_Stated goal:_ Return all entries precisely as they stand, without the images.

_Record extracts:_
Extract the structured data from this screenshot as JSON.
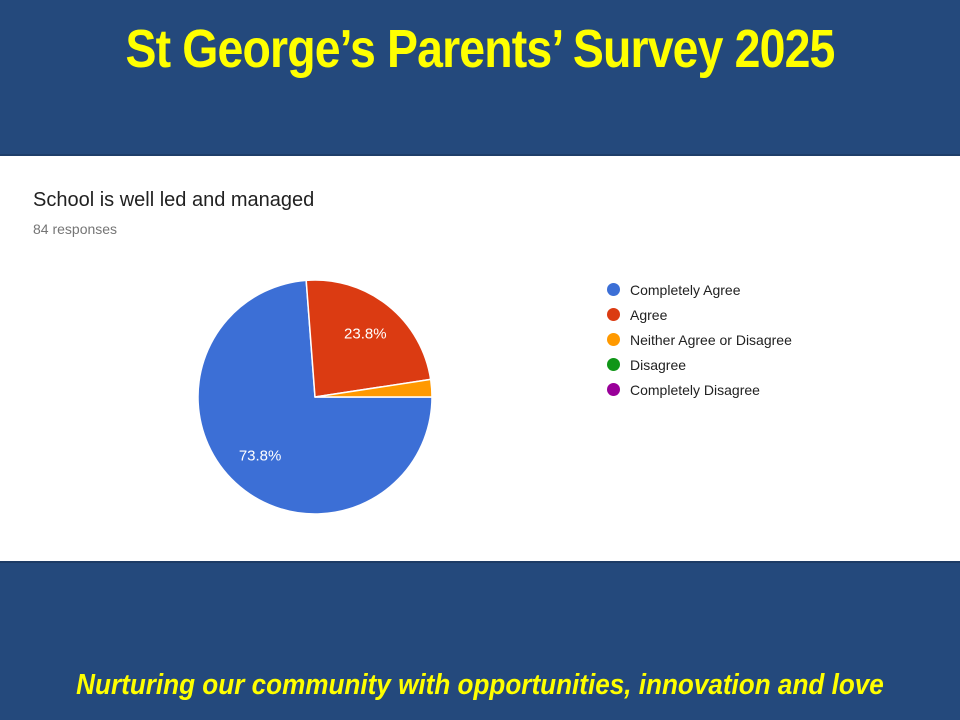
{
  "slide": {
    "title": "St George’s Parents’ Survey 2025",
    "tagline": "Nurturing our community with opportunities, innovation and love",
    "colors": {
      "band_blue": "#24497C",
      "accent_yellow": "#FFFF00",
      "content_background": "#FFFFFF"
    }
  },
  "chart": {
    "title": "School is well led and managed",
    "responses": "84 responses"
  },
  "chart_data": {
    "type": "pie",
    "title": "School is well led and managed",
    "subtitle": "84 responses",
    "legend_position": "right",
    "start_angle_clockwise_from_top_deg": 90,
    "categories": [
      "Completely Agree",
      "Agree",
      "Neither Agree or Disagree",
      "Disagree",
      "Completely Disagree"
    ],
    "values_percent": [
      73.8,
      23.8,
      2.4,
      0,
      0
    ],
    "slice_labels": [
      "73.8%",
      "23.8%",
      "",
      "",
      ""
    ],
    "colors": [
      "#3C6FD6",
      "#DB3B12",
      "#FF9900",
      "#109618",
      "#990099"
    ],
    "label_color": "#FFFFFF"
  }
}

_Solution to this task:_
Extract the structured data from this screenshot as JSON.
{
  "slide": {
    "title": "St George’s Parents’ Survey 2025",
    "tagline": "Nurturing our community with opportunities, innovation and love",
    "colors": {
      "band_blue": "#24497C",
      "accent_yellow": "#FFFF00",
      "content_background": "#FFFFFF"
    }
  },
  "chart": {
    "title": "School is well led and managed",
    "responses": "84 responses"
  },
  "chart_data": {
    "type": "pie",
    "title": "School is well led and managed",
    "subtitle": "84 responses",
    "legend_position": "right",
    "start_angle_clockwise_from_top_deg": 90,
    "categories": [
      "Completely Agree",
      "Agree",
      "Neither Agree or Disagree",
      "Disagree",
      "Completely Disagree"
    ],
    "values_percent": [
      73.8,
      23.8,
      2.4,
      0,
      0
    ],
    "slice_labels": [
      "73.8%",
      "23.8%",
      "",
      "",
      ""
    ],
    "colors": [
      "#3C6FD6",
      "#DB3B12",
      "#FF9900",
      "#109618",
      "#990099"
    ],
    "label_color": "#FFFFFF"
  }
}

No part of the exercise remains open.